> **GIVEN TASK**: Retype the lines of the material from the line containing "menu-name-cell: 布団クリーニング ２点" up to and including the line containing "header-price: 価格（税込） <box>452 30 591 84</box>", leaving each line unchanged.

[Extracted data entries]
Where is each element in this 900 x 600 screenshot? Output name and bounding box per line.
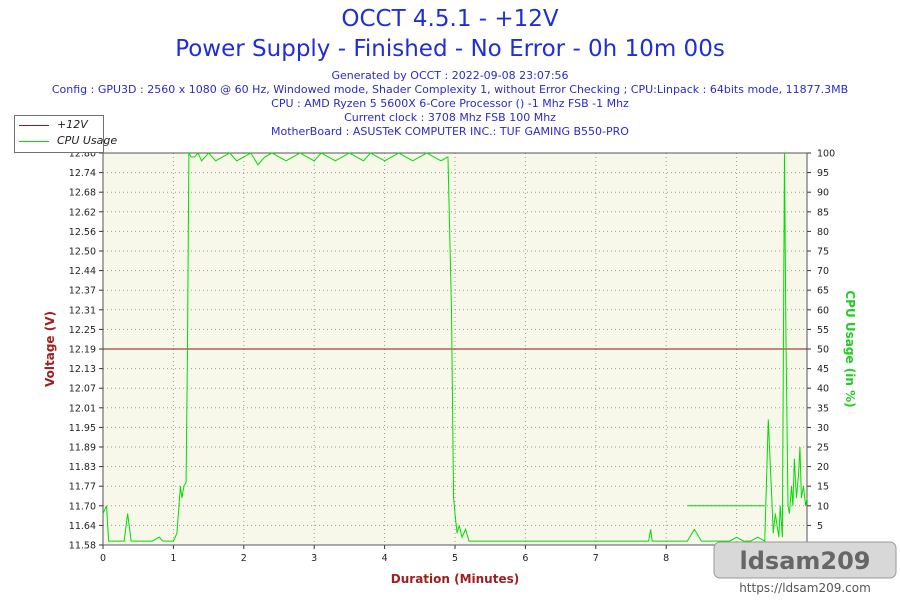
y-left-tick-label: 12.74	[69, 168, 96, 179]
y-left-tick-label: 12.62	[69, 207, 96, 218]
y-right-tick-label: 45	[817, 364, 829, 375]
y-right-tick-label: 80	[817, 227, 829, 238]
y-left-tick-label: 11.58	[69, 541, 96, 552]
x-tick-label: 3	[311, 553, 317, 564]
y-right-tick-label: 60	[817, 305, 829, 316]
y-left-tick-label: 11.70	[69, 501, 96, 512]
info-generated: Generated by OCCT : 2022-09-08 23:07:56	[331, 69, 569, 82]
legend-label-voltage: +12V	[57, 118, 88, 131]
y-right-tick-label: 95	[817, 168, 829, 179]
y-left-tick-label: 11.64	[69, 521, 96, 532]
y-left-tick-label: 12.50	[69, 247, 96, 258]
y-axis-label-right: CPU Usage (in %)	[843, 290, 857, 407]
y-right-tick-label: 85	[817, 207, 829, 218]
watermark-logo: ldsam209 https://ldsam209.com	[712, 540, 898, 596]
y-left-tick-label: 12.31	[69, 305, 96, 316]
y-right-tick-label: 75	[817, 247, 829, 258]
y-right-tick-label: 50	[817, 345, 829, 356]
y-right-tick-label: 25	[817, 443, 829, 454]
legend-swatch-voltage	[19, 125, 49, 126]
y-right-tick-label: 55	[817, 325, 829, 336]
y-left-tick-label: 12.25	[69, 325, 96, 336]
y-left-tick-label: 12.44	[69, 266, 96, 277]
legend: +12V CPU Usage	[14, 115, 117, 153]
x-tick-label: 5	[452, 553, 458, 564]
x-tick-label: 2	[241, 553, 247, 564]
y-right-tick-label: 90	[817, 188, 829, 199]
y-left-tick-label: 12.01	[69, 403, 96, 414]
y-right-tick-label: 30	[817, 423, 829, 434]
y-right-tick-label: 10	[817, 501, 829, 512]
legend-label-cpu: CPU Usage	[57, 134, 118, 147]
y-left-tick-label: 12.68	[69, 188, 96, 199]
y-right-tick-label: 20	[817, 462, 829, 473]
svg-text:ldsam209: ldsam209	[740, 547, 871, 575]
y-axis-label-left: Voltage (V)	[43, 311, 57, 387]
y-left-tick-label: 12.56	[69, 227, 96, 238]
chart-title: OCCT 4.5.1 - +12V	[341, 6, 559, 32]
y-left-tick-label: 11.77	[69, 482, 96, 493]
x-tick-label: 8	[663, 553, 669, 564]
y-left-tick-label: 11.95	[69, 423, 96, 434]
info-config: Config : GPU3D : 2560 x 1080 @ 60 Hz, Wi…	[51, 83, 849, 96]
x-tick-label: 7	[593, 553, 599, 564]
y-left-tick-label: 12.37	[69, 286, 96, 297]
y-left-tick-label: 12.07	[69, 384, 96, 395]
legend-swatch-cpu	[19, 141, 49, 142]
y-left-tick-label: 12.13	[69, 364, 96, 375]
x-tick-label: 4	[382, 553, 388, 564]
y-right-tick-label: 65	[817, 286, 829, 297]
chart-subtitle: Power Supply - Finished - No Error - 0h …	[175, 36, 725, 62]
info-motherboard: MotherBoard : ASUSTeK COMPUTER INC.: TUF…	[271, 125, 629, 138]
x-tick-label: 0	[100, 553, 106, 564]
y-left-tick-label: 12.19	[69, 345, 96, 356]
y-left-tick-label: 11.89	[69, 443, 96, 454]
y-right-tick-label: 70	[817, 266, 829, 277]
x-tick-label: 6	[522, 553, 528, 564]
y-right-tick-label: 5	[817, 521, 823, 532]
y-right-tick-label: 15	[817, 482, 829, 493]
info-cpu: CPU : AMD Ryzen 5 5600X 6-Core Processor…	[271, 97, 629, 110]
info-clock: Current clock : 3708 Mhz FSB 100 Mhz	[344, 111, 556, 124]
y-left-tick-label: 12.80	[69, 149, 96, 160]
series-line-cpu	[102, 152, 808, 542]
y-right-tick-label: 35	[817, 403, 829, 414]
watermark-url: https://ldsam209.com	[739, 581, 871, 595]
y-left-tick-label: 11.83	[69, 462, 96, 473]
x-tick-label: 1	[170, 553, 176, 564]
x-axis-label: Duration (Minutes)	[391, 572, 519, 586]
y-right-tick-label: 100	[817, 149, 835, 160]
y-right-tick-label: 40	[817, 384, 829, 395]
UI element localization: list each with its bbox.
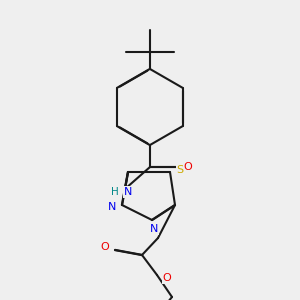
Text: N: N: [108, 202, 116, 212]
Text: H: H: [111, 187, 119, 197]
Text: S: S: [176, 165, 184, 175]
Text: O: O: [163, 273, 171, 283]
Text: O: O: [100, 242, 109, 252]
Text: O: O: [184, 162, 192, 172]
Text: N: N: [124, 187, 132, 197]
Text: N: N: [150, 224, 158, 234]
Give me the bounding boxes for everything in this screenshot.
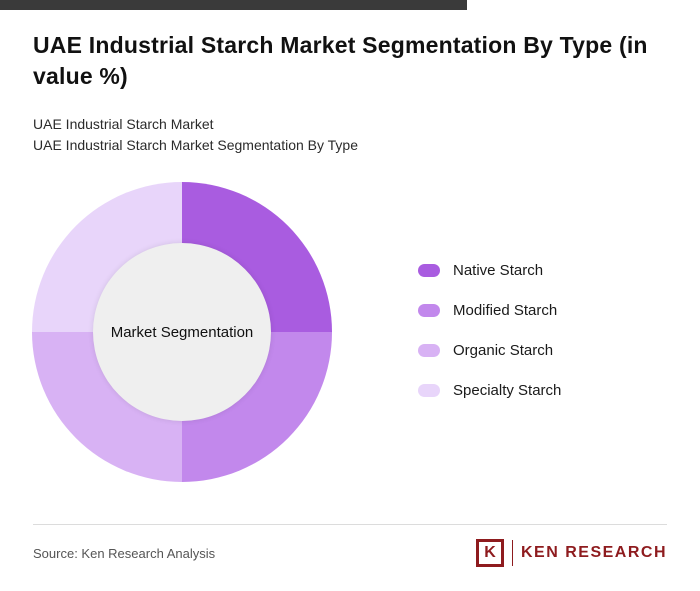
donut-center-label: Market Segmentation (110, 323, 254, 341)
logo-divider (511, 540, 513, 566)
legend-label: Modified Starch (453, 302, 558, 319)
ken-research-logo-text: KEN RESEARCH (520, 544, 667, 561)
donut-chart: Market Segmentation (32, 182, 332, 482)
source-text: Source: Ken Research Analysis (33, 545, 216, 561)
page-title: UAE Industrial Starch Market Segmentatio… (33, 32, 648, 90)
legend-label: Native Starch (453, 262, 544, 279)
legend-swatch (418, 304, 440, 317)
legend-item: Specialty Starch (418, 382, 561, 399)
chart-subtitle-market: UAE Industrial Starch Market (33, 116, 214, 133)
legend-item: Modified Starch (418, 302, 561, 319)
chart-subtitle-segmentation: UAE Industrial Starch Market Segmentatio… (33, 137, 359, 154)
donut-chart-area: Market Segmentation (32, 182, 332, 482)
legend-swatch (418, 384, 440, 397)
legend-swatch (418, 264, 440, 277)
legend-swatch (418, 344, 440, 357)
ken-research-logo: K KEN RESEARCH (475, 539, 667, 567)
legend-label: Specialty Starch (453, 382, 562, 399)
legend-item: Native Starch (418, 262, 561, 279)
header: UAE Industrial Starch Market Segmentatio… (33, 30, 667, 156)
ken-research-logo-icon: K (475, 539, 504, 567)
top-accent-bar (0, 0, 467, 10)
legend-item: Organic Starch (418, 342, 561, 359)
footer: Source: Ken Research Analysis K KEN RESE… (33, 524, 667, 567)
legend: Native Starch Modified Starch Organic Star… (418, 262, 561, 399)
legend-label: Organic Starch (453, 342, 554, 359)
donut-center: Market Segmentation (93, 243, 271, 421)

---

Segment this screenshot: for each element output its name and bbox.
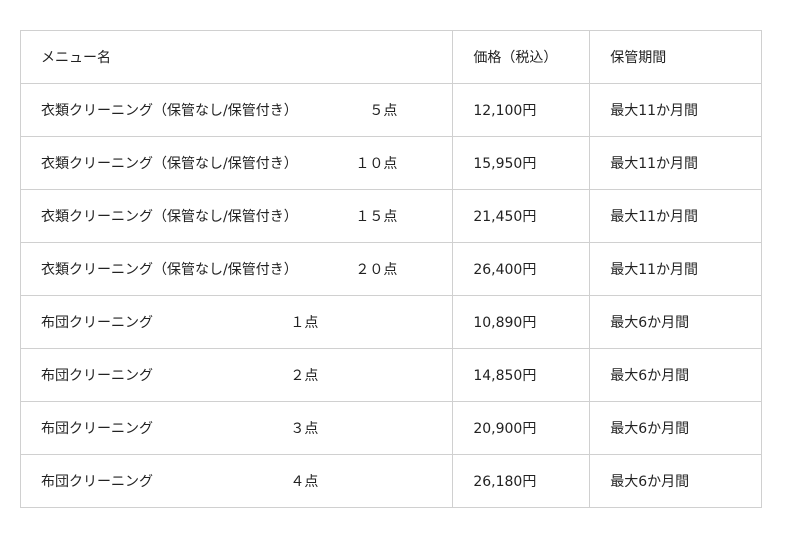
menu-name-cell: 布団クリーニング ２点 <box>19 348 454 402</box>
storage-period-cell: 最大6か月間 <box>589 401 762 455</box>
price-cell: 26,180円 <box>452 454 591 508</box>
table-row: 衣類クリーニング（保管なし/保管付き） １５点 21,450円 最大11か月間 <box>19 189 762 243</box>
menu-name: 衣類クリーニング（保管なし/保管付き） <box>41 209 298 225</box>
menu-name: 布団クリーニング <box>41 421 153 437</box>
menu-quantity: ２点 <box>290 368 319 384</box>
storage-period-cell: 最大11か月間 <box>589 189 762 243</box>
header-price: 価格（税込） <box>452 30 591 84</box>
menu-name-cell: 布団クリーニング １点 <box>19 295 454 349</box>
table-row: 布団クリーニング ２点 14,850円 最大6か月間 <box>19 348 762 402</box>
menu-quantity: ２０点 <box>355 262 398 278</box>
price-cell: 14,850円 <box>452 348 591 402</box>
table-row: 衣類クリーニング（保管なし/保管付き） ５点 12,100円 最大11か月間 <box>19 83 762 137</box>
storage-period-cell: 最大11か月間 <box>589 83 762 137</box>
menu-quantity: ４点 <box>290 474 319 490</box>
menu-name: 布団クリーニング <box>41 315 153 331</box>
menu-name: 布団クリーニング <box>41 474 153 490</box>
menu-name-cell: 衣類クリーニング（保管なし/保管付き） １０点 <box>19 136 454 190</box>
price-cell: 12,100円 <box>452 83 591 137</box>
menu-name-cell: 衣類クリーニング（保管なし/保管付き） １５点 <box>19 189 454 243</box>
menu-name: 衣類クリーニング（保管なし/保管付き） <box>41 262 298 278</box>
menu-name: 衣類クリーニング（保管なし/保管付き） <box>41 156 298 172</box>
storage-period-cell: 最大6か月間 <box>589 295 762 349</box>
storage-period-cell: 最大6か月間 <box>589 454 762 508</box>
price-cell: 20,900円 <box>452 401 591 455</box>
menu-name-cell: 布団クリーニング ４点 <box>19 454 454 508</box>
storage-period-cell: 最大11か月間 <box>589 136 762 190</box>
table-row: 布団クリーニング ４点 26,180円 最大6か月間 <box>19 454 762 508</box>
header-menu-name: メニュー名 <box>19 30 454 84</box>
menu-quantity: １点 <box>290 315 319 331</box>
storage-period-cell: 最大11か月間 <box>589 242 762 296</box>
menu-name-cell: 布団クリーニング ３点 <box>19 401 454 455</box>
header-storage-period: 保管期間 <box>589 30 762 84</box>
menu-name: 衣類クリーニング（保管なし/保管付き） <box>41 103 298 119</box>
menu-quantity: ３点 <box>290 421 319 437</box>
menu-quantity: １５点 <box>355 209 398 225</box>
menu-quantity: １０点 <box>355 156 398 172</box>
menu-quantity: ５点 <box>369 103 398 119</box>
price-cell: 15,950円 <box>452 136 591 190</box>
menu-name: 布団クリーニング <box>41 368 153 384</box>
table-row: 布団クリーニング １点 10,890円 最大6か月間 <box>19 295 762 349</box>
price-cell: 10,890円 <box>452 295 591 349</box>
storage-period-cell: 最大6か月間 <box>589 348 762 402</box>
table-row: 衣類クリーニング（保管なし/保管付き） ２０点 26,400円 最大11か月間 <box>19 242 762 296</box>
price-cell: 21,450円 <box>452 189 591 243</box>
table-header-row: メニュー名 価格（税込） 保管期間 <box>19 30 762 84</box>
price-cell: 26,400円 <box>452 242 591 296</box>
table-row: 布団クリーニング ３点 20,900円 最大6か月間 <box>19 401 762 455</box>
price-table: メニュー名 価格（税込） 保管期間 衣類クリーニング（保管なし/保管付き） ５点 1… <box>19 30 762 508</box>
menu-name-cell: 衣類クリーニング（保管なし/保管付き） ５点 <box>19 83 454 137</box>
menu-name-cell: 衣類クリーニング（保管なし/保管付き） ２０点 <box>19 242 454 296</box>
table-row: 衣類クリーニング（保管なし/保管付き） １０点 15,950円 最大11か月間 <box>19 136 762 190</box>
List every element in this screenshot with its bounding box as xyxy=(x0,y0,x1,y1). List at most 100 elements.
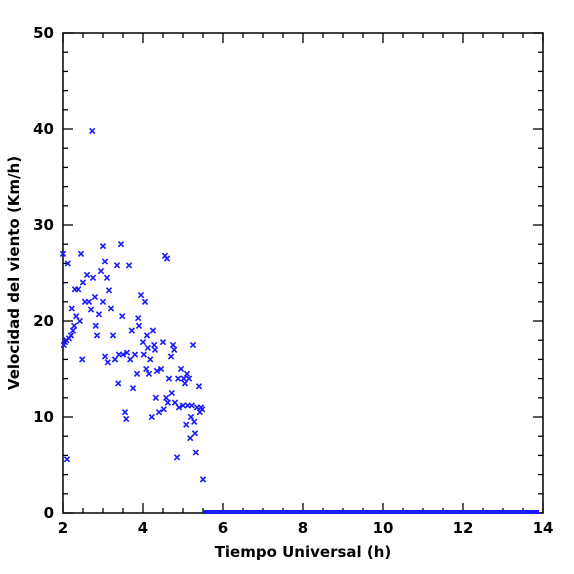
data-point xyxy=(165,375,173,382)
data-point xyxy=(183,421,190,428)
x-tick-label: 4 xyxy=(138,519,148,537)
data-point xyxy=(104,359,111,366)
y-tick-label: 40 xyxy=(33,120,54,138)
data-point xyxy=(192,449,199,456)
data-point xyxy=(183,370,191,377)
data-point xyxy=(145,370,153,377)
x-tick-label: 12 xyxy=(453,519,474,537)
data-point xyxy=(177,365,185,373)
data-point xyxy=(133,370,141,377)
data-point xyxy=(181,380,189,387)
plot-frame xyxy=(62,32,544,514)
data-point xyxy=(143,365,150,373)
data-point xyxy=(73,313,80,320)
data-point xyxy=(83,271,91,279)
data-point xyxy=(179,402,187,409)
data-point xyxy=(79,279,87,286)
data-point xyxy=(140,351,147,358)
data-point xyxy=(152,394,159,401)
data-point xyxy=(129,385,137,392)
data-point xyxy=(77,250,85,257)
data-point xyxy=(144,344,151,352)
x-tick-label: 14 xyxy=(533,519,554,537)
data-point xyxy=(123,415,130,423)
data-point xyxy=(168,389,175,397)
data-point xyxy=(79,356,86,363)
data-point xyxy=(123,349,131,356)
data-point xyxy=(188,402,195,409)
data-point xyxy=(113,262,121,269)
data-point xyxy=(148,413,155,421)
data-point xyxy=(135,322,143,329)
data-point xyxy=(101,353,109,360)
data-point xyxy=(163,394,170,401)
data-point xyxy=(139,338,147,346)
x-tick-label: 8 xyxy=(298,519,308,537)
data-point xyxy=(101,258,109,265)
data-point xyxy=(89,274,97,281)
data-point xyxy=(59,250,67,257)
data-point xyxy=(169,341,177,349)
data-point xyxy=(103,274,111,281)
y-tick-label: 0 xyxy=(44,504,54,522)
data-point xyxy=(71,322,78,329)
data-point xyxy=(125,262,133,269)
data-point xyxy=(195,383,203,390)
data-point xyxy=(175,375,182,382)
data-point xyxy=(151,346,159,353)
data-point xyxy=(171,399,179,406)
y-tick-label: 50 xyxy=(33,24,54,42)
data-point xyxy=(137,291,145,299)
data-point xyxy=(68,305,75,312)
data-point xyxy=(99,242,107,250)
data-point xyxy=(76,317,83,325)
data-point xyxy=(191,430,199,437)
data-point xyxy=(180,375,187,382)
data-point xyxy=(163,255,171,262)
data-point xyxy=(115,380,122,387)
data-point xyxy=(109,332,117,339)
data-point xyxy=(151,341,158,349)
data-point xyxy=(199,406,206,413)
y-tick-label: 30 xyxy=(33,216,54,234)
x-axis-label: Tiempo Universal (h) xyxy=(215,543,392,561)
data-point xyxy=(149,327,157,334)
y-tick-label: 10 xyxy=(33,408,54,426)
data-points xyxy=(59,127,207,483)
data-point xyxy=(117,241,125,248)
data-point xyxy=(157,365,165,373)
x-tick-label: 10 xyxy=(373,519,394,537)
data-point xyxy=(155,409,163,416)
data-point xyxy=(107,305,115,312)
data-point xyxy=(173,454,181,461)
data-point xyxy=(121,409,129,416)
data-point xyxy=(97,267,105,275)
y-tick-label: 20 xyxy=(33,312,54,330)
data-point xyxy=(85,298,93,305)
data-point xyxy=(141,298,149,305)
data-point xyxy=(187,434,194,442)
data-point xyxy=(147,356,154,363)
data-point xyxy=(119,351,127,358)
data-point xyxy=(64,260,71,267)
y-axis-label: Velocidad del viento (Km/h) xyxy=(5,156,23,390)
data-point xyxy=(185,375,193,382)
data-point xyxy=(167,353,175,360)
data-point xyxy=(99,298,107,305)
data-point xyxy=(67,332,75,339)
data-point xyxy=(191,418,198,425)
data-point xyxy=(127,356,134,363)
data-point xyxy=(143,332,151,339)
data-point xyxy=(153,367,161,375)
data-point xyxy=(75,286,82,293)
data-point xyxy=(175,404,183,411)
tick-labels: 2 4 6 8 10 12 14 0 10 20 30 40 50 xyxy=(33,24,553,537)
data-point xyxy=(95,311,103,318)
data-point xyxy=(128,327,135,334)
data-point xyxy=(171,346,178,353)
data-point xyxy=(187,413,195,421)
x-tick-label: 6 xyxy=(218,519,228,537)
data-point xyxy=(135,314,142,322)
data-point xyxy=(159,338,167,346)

> **TASK SOLUTION**:
menu-name-cell: 布団クリーニング ２点 <box>19 348 454 402</box>
storage-period-cell: 最大6か月間 <box>589 401 762 455</box>
price-cell: 26,180円 <box>452 454 591 508</box>
table-row: 衣類クリーニング（保管なし/保管付き） １５点 21,450円 最大11か月間 <box>19 189 762 243</box>
menu-name: 衣類クリーニング（保管なし/保管付き） <box>41 209 298 225</box>
menu-name: 布団クリーニング <box>41 421 153 437</box>
menu-quantity: ２点 <box>290 368 319 384</box>
storage-period-cell: 最大11か月間 <box>589 189 762 243</box>
header-price: 価格（税込） <box>452 30 591 84</box>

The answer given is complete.